+++ DATASET +++
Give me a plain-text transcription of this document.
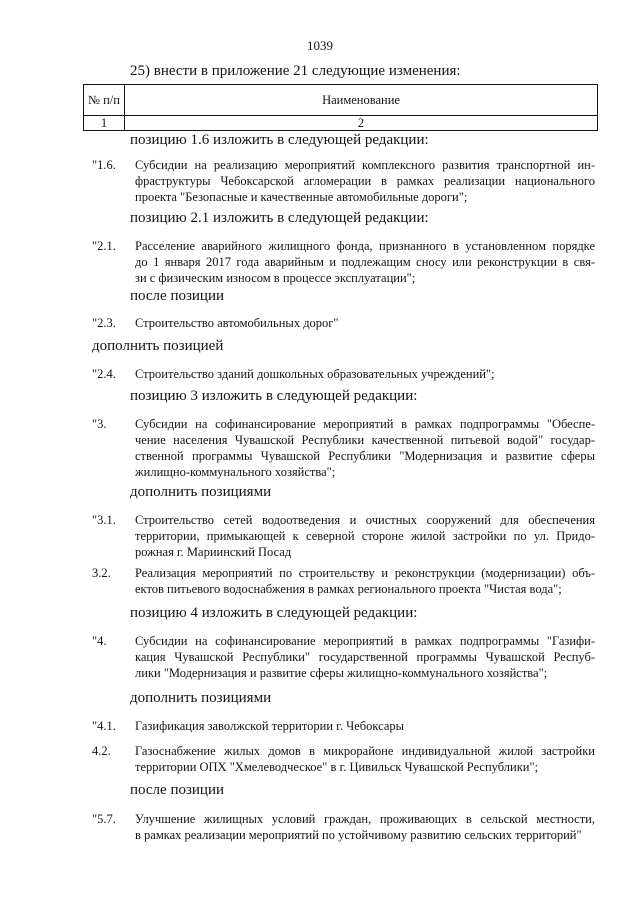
1039
25) внести в приложение 21 следующие изменения:
№ п/п	Наименование
1	2
позицию 1.6 изложить в следующей редакции:
"1.6.	Субсидии на реализацию мероприятий комплексного развития транспортной ин-
фраструктуры Чебоксарской агломерации в рамках реализации национального
проекта "Безопасные и качественные автомобильные дороги";
позицию 2.1 изложить в следующей редакции:
"2.1.	Расселение аварийного жилищного фонда, признанного в установленном порядке
до 1 января 2017 года аварийным и подлежащим сносу или реконструкции в свя-
зи с физическим износом в процессе эксплуатации";
после позиции
"2.3.	Строительство автомобильных дорог"
дополнить позицией
"2.4.	Строительство зданий дошкольных образовательных учреждений";
позицию 3 изложить в следующей редакции:
"3.	Субсидии на софинансирование мероприятий в рамках подпрограммы "Обеспе-
чение населения Чувашской Республики качественной питьевой водой" государ-
ственной программы Чувашской Республики "Модернизация и развитие сферы
жилищно-коммунального хозяйства";
дополнить позициями
"3.1.	Строительство сетей водоотведения и очистных сооружений для обеспечения
территории, примыкающей к северной стороне жилой застройки по ул. Придо-
рожная г. Мариинский Посад
3.2.	Реализация мероприятий по строительству и реконструкции (модернизации) объ-
ектов питьевого водоснабжения в рамках регионального проекта "Чистая вода";
позицию 4 изложить в следующей редакции:
"4.	Субсидии на софинансирование мероприятий в рамках подпрограммы "Газифи-
кация Чувашской Республики" государственной программы Чувашской Респуб-
лики "Модернизация и развитие сферы жилищно-коммунального хозяйства";
дополнить позициями
"4.1.	Газификация заволжской территории г. Чебоксары
4.2.	Газоснабжение жилых домов в микрорайоне индивидуальной жилой застройки
территории ОПХ "Хмелеводческое" в г. Цивильск Чувашской Республики";
после позиции
"5.7.	Улучшение жилищных условий граждан, проживающих в сельской местности,
в рамках реализации мероприятий по устойчивому развитию сельских территорий"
+++
THE EXERCISE: Tally up the lines with the word "жилой" in them, and answer with that number by itself.

EXERCISE SOLUTION: 2